YOUR INSTRUCTIONS >>
Repeat exactly the lines from the line containing "Output the underlying" through the last line of the records below, inclusive, and nothing else.

*** DATASET EXTRACT ***

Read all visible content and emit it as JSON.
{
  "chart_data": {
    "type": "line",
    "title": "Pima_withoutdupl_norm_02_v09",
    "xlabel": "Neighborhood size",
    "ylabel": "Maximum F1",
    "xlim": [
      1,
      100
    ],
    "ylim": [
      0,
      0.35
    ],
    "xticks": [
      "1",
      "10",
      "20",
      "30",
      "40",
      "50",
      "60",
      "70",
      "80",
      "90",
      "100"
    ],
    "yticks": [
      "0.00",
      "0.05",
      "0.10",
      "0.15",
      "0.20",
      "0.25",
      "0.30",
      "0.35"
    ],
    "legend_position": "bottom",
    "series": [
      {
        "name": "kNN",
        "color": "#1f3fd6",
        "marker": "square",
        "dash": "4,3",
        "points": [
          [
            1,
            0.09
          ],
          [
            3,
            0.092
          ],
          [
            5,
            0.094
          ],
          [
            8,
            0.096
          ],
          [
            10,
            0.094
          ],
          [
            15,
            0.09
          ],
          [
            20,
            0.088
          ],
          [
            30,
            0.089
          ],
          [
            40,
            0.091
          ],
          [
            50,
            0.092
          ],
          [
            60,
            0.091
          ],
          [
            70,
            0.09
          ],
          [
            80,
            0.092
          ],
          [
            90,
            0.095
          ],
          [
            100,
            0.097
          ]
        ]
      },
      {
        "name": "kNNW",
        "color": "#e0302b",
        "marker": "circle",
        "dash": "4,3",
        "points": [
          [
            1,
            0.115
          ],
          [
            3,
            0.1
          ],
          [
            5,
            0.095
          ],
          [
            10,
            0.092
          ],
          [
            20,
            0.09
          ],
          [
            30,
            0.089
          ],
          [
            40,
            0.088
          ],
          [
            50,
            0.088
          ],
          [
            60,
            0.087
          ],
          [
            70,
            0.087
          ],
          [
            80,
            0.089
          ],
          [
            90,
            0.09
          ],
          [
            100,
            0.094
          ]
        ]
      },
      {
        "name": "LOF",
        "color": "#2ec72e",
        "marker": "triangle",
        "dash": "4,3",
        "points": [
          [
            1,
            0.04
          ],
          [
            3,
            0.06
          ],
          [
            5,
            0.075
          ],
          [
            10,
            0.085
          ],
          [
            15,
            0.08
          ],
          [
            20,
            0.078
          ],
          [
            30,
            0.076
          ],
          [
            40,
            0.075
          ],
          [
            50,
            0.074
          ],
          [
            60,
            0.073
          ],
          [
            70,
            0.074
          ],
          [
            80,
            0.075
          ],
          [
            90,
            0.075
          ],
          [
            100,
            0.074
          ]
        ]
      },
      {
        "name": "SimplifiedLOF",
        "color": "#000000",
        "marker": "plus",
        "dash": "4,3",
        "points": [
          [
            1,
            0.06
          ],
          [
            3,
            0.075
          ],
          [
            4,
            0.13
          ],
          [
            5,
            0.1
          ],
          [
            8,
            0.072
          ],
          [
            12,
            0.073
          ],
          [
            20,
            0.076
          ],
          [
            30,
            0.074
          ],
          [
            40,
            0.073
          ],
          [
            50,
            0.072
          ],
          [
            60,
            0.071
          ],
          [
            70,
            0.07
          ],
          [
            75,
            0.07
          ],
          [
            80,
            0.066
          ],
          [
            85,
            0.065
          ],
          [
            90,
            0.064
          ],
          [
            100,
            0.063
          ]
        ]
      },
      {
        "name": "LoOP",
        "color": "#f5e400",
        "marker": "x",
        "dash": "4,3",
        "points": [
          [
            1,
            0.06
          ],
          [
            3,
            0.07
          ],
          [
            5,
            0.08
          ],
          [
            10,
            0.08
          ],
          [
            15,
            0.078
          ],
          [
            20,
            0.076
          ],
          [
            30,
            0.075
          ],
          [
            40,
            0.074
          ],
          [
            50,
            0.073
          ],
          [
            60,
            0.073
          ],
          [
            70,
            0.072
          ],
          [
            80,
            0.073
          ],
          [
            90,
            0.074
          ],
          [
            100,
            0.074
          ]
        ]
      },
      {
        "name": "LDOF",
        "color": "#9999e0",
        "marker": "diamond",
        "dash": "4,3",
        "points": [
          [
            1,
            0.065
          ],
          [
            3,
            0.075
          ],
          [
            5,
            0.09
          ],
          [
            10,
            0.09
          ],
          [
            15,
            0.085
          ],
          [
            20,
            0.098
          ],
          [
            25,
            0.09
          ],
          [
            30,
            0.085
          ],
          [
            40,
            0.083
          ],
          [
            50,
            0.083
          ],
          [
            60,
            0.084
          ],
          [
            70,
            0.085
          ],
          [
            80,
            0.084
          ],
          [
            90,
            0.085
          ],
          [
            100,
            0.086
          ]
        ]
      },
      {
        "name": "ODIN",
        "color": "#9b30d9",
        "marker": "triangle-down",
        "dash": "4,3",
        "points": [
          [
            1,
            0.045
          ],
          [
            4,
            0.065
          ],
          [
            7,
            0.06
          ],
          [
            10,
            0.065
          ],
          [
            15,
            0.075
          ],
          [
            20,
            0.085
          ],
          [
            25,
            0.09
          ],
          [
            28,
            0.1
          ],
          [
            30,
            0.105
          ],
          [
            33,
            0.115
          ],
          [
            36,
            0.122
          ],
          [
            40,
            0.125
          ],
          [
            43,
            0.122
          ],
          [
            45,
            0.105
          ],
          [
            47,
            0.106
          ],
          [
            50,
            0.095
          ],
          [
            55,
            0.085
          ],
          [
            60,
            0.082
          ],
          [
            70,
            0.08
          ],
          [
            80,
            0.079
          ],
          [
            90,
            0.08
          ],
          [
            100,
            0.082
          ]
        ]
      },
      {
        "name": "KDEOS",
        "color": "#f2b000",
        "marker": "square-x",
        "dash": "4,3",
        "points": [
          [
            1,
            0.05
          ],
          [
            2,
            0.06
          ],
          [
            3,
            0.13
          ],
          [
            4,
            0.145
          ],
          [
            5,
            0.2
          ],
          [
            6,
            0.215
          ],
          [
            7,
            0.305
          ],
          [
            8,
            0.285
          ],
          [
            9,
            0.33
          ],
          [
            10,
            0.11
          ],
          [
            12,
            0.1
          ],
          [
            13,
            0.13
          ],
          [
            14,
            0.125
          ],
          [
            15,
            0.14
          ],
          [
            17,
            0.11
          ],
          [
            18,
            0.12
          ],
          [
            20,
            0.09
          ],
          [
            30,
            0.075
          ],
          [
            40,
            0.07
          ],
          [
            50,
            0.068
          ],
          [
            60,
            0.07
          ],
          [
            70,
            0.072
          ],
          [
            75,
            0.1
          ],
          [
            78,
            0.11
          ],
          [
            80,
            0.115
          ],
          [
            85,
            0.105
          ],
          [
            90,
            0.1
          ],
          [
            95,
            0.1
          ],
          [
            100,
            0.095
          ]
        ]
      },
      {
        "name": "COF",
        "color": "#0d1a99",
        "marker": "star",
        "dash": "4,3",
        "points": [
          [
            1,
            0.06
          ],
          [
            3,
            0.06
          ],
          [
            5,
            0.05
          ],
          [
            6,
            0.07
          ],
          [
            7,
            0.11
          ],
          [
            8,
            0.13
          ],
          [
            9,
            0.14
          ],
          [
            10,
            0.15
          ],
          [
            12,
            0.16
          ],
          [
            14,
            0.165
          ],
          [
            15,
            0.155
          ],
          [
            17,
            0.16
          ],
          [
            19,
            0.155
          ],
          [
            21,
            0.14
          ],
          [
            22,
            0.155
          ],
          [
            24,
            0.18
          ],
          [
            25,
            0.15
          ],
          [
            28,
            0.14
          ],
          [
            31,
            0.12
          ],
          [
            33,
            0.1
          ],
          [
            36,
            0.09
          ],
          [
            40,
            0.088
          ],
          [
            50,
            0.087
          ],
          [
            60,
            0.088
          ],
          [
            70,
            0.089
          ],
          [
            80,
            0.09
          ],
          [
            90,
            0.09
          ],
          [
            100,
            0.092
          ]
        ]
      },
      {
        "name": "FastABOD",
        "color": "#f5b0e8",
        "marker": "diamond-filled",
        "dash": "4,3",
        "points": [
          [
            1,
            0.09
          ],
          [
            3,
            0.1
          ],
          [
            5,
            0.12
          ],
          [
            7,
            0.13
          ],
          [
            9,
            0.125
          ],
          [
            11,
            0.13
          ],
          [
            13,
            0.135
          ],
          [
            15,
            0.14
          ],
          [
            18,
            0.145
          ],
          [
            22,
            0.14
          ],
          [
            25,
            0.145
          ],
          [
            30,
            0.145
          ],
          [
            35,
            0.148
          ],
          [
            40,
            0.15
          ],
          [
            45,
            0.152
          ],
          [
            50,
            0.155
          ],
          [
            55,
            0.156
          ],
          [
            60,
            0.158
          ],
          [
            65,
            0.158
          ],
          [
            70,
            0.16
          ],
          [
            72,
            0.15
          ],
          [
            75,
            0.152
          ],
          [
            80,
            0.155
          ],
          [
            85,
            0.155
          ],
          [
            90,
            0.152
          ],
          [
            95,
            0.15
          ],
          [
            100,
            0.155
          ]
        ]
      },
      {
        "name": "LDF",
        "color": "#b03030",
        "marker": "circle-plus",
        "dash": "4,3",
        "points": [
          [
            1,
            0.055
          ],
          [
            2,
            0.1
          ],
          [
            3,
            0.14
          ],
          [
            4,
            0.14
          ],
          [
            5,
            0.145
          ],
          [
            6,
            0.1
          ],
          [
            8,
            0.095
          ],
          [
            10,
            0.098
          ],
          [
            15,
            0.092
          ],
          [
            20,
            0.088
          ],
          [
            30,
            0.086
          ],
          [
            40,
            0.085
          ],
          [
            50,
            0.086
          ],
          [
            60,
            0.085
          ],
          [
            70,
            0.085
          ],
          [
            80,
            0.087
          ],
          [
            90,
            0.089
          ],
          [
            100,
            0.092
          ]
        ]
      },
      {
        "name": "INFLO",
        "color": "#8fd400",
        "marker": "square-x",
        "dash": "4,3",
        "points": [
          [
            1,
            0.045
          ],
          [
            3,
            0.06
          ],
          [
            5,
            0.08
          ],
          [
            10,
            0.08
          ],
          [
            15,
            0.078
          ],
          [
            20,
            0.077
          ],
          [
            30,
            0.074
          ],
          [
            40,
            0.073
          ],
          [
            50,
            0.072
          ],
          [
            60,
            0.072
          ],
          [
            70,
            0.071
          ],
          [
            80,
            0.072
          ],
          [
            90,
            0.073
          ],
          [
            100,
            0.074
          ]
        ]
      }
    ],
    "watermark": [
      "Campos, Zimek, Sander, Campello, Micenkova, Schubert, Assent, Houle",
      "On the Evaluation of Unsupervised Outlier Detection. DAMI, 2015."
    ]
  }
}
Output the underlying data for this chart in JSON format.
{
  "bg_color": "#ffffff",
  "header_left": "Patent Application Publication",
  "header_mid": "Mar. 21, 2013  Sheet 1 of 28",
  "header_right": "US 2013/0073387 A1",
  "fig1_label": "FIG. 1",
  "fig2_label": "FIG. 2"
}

***

SOLUTION TO THIS PROBLEM >>
Output the underlying data for this chart in JSON format.
{
  "bg_color": "#ffffff",
  "header_left": "Patent Application Publication",
  "header_mid": "Mar. 21, 2013  Sheet 1 of 28",
  "header_right": "US 2013/0073387 A1",
  "fig1_label": "FIG. 1",
  "fig2_label": "FIG. 2"
}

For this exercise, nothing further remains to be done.